_REQUIRED WORK_
Word for word, repeat the entries, minus the pictures.

_SUPPLIED MATERIAL_
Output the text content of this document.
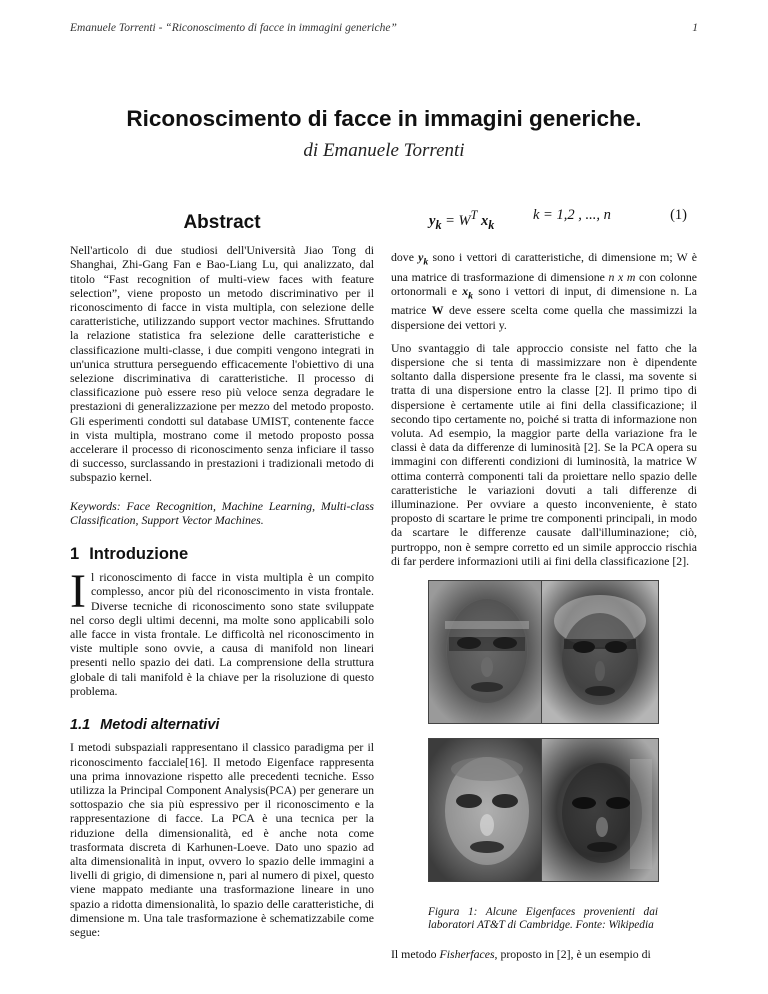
Emanuele Torrenti - “Riconoscimento di facce in immagini generiche”	1
Riconoscimento di facce in immagini generiche.
di Emanuele Torrenti
Abstract

Nell'articolo di due studiosi dell'Università Jiao Tong di Shanghai, Zhi-Gang Fan e Bao-Liang Lu, qui analizzato, dal titolo “Fast recognition of multi-view faces with feature selection”, viene proposto un metodo discriminativo per il riconoscimento di facce in vista multipla, con selezione delle caratteristiche, utilizzando support vector machines. Sfruttando la relazione statistica fra selezione delle caratteristiche e classificazione multi-classe, i due compiti vengono integrati in un'unica struttura perseguendo efficacemente l'obiettivo di una selezione discriminativa di caratteristiche. Il processo di classificazione può essere reso più veloce senza degradare le prestazioni di generalizzazione per mezzo del metodo proposto. Gli esperimenti condotti sul database UMIST, contenente facce in vista multipla, mostrano come il metodo proposto possa accelerare il processo di riconoscimento senza inficiare il tasso di successo, surclassando in prestazioni i tradizionali metodo di subspazio kernel.

Keywords: Face Recognition, Machine Learning, Multi-class Classification, Support Vector Machines.

1 Introduzione

Il riconoscimento di facce in vista multipla è un compito complesso, ancor più del riconoscimento in vista frontale. Diverse tecniche di riconoscimento sono state sviluppate nel corso degli ultimi decenni, ma molte sono applicabili solo alle facce in vista frontale. Le difficoltà nel riconoscimento in viste multiple sono ovvie, a causa di manifold non lineari presenti nello spazio dei dati. La comprensione della struttura globale di tali manifold è la chiave per la risoluzione di questo problema.

1.1 Metodi alternativi

I metodi subspaziali rappresentano il classico paradigma per il riconoscimento facciale[16]. Il metodo Eigenface rappresenta una prima innovazione rispetto alle precedenti tecniche. Esso utilizza la Principal Component Analysis(PCA) per generare un sottospazio che sia più espressivo per il riconoscimento e la rappresentazione di facce. La PCA è una tecnica per la riduzione della dimensionalità, ed è anche nota come trasformata discreta di Karhunen-Loeve. Dato uno spazio ad alta dimensionalità in input, ovvero lo spazio delle immagini a livelli di grigio, di dimensione n, pari al numero di pixel, questo viene mappato mediante una trasformazione lineare in uno spazio a ridotta dimensionalità, lo spazio delle caratteristiche, di dimensione m. Una tale trasformazione è schematizzabile come segue:

$y_k = W^T$ $x_k$
k = 1,2 , ..., n	(1)

dove $y_k$ sono i vettori di caratteristiche, di dimensione m; W è una matrice di trasformazione di dimensione n x m con colonne ortonormali e $x_k$ sono i vettori di input, di dimensione n. La matrice W deve essere scelta come quella che massimizzi la dispersione dei vettori y.

Uno svantaggio di tale approccio consiste nel fatto che la dispersione che si tenta di massimizzare non è dipendente soltanto dalla dispersione presente fra le classi, ma sovente si tratta di una dispersione entro la classe [2]. Il primo tipo di dispersione è certamente utile ai fini della classificazione; il secondo tipo certamente no, poiché si tratta di informazione non voluta. Ad esempio, la maggior parte della variazione fra le classi è data da differenze di luminosità [2]. Se la PCA opera su immagini con differenti condizioni di luminosità, la matrice W ottima conterrà componenti tali da proiettare nello spazio delle caratteristiche le variazioni dovuti a tali differenze di illuminazione. Per ovviare a questo inconveniente, è stato proposto di scartare le prime tre componenti principali, in modo da scartare le differenze causate dall'illuminazione; ciò, purtroppo, non è sempre corretto ed un simile approccio rischia di far perdere informazioni utili ai fini della classificazione [2].

Figura 1: Alcune Eigenfaces provenienti dai laboratori AT&T di Cambridge. Fonte: Wikipedia

Il metodo Fisherfaces, proposto in [2], è un esempio di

_SOLUTION TO THIS EXERCISE_
Output the text content of this document.
Emanuele Torrenti - “Riconoscimento di facce in immagini generiche”	1
Riconoscimento di facce in immagini generiche.
di Emanuele Torrenti
Abstract

Nell'articolo di due studiosi dell'Università Jiao Tong di Shanghai, Zhi-Gang Fan e Bao-Liang Lu, qui analizzato, dal titolo “Fast recognition of multi-view faces with feature selection”, viene proposto un metodo discriminativo per il riconoscimento di facce in vista multipla, con selezione delle caratteristiche, utilizzando support vector machines. Sfruttando la relazione statistica fra selezione delle caratteristiche e classificazione multi-classe, i due compiti vengono integrati in un'unica struttura perseguendo efficacemente l'obiettivo di una selezione discriminativa di caratteristiche. Il processo di classificazione può essere reso più veloce senza degradare le prestazioni di generalizzazione per mezzo del metodo proposto. Gli esperimenti condotti sul database UMIST, contenente facce in vista multipla, mostrano come il metodo proposto possa accelerare il processo di riconoscimento senza inficiare il tasso di successo, surclassando in prestazioni i tradizionali metodo di subspazio kernel.

Keywords: Face Recognition, Machine Learning, Multi-class Classification, Support Vector Machines.

1 Introduzione

Il riconoscimento di facce in vista multipla è un compito complesso, ancor più del riconoscimento in vista frontale. Diverse tecniche di riconoscimento sono state sviluppate nel corso degli ultimi decenni, ma molte sono applicabili solo alle facce in vista frontale. Le difficoltà nel riconoscimento in viste multiple sono ovvie, a causa di manifold non lineari presenti nello spazio dei dati. La comprensione della struttura globale di tali manifold è la chiave per la risoluzione di questo problema.

1.1 Metodi alternativi

I metodi subspaziali rappresentano il classico paradigma per il riconoscimento facciale[16]. Il metodo Eigenface rappresenta una prima innovazione rispetto alle precedenti tecniche. Esso utilizza la Principal Component Analysis(PCA) per generare un sottospazio che sia più espressivo per il riconoscimento e la rappresentazione di facce. La PCA è una tecnica per la riduzione della dimensionalità, ed è anche nota come trasformata discreta di Karhunen-Loeve. Dato uno spazio ad alta dimensionalità in input, ovvero lo spazio delle immagini a livelli di grigio, di dimensione n, pari al numero di pixel, questo viene mappato mediante una trasformazione lineare in uno spazio a ridotta dimensionalità, lo spazio delle caratteristiche, di dimensione m. Una tale trasformazione è schematizzabile come segue:

$y_k = W^T$ $x_k$
k = 1,2 , ..., n	(1)

dove $y_k$ sono i vettori di caratteristiche, di dimensione m; W è una matrice di trasformazione di dimensione n x m con colonne ortonormali e $x_k$ sono i vettori di input, di dimensione n. La matrice W deve essere scelta come quella che massimizzi la dispersione dei vettori y.

Uno svantaggio di tale approccio consiste nel fatto che la dispersione che si tenta di massimizzare non è dipendente soltanto dalla dispersione presente fra le classi, ma sovente si tratta di una dispersione entro la classe [2]. Il primo tipo di dispersione è certamente utile ai fini della classificazione; il secondo tipo certamente no, poiché si tratta di informazione non voluta. Ad esempio, la maggior parte della variazione fra le classi è data da differenze di luminosità [2]. Se la PCA opera su immagini con differenti condizioni di luminosità, la matrice W ottima conterrà componenti tali da proiettare nello spazio delle caratteristiche le variazioni dovuti a tali differenze di illuminazione. Per ovviare a questo inconveniente, è stato proposto di scartare le prime tre componenti principali, in modo da scartare le differenze causate dall'illuminazione; ciò, purtroppo, non è sempre corretto ed un simile approccio rischia di far perdere informazioni utili ai fini della classificazione [2].

Figura 1: Alcune Eigenfaces provenienti dai laboratori AT&T di Cambridge. Fonte: Wikipedia

Il metodo Fisherfaces, proposto in [2], è un esempio di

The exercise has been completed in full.